## Extracto de la página
>>>

Marx afirmaba que el crimen descarga al mercado de trabajo una parte de la superpoblación sobrante (al encerrarlos) y por el otro, la lucha de la delincuencia absorbe a otra parte de la misma población (policías, jueces, guardias penitenciarios abogados etc.). No propugnaba la funcionalidad del delito, pues consideraba posible una sociedad sin delito, la sociedad comunista. (Marx era aquí irónico)

Si bien en el “marxismo” no había “dogma” sobre la cuestión criminal, se aproximaría por tres objetos distintos, el delito, la ley penal y el castigo, representados por tres autores marxistas.

En El Capital Marx realizó algunas alusiones al delito. Así, en el capítulo “Sobre la acumulación primitiva” mostró de qué forma se crean esos delitos para permitir el proceso esos delitos para permitir el proceso de apropiación de tierras comunales en vías de explotación capitalista. Asimismo, observaba la necesaria dureza de un sistema penal que debía crear una clase dócil que necesitara entregar su única propiedad, el propio cuerpo, y su fuerza de trabajo, a cambio de la posible subsistencia. El que se negara a eso debía saber que tal rechazo podía acarrearle la muerte. Y también, ya con mención de la delincuencia en el capitalismo consolidado planteaba Marx que el delincuente rompe la monotonía y el aplomo cotidiano de la vida burguesa, impulsando de esa forma las fuerzas productivas.

En El Capital Marx definía las work-houses inglesas como casas de terror y analizaba las destinadas a los niños como el escenario de una gran masacre de inocentes.

Willem Bonger en La criminalidad y las condiciones económicas señalaría que el capitalismo es la causa del delito y que empuja a los hombres a la delincuencia debido a las carencias económicas y a la ruptura de los sentimientos humanitarios y de solidaridad ya que el espíritu competitivo lleva al hombre a ver a sus iguales como enemigos. Los delitos no solo serían los detectados, sino que casi toda la vida social estaría fundada en la violencia. Por lo tanto, su reflexión criminológica alcanzaría también los delitos de los poderosos y lograría desprenderse de la “etiología” de base individual.

<<<

## Instrucciones de trabajo
1. Según el extracto, ¿cómo definía Marx las work-houses inglesas en El Capital?
2. Enumera los tres objetos distintos por los que, según el extracto, el marxismo se aproximaría a la cuestión criminal.
3. Reproduce el extracto desde "Marx afirmaba que" hasta "era aquí irónico)".

## Registros

>>>

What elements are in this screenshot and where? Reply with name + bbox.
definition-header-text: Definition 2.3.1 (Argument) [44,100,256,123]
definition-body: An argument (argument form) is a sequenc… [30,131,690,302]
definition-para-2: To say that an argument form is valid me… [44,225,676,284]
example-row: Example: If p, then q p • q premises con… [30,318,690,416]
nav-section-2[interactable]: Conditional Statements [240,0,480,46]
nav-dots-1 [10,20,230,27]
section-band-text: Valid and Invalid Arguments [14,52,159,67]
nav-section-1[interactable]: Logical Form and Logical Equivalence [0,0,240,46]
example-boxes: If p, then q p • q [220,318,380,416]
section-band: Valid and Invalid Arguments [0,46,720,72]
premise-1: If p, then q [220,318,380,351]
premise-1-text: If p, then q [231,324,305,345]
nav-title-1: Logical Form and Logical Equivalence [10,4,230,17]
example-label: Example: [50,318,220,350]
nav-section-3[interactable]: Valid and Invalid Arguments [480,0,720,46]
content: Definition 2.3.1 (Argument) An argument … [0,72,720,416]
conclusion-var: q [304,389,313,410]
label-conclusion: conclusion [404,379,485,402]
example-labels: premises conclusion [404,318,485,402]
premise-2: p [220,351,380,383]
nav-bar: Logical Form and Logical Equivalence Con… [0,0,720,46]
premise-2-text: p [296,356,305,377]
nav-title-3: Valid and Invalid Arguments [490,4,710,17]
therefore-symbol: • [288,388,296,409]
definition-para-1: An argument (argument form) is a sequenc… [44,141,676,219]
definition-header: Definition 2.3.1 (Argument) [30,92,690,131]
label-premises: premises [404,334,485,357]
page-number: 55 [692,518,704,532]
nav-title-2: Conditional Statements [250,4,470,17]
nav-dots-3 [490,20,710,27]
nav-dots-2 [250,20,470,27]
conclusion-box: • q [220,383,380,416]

<<<

## Soluciones por tarea
1. Como casas de terror.

2. El delito, la ley penal y el castigo.

3.
Marx afirmaba que el crimen descarga al mercado de trabajo una parte de la superpoblación sobrante (al encerrarlos) y por el otro, la lucha de la delincuencia absorbe a otra parte de la misma población (policías, jueces, guardias penitenciarios abogados etc.). No propugnaba la funcionalidad del delito, pues consideraba posible una sociedad sin delito, la sociedad comunista. (Marx era aquí irónico)